EXERCISE DESCRIPTION
Below is a listing to write out in full, exactly as given, without its pictures.

----------

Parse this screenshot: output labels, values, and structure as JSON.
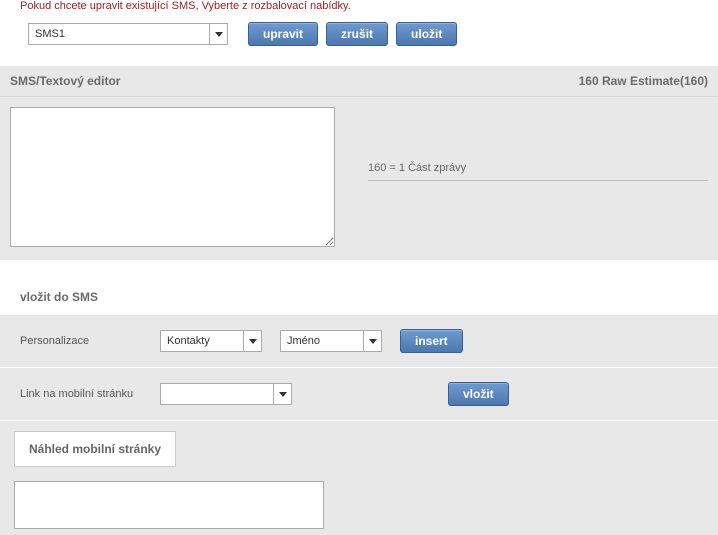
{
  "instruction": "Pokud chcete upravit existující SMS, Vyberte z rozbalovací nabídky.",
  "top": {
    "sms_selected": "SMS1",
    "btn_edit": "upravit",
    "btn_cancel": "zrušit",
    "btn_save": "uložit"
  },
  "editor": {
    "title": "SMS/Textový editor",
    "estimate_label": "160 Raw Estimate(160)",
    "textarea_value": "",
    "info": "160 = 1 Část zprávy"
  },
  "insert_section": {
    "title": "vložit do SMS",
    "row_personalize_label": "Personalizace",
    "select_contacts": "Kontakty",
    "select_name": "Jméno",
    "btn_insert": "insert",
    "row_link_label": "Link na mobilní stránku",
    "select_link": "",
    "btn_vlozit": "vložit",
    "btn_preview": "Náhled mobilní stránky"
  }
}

----------

EXPECTED OUTPUT
Parse this screenshot: output labels, values, and structure as JSON.
{
  "instruction": "Pokud chcete upravit existující SMS, Vyberte z rozbalovací nabídky.",
  "top": {
    "sms_selected": "SMS1",
    "btn_edit": "upravit",
    "btn_cancel": "zrušit",
    "btn_save": "uložit"
  },
  "editor": {
    "title": "SMS/Textový editor",
    "estimate_label": "160 Raw Estimate(160)",
    "textarea_value": "",
    "info": "160 = 1 Část zprávy"
  },
  "insert_section": {
    "title": "vložit do SMS",
    "row_personalize_label": "Personalizace",
    "select_contacts": "Kontakty",
    "select_name": "Jméno",
    "btn_insert": "insert",
    "row_link_label": "Link na mobilní stránku",
    "select_link": "",
    "btn_vlozit": "vložit",
    "btn_preview": "Náhled mobilní stránky"
  }
}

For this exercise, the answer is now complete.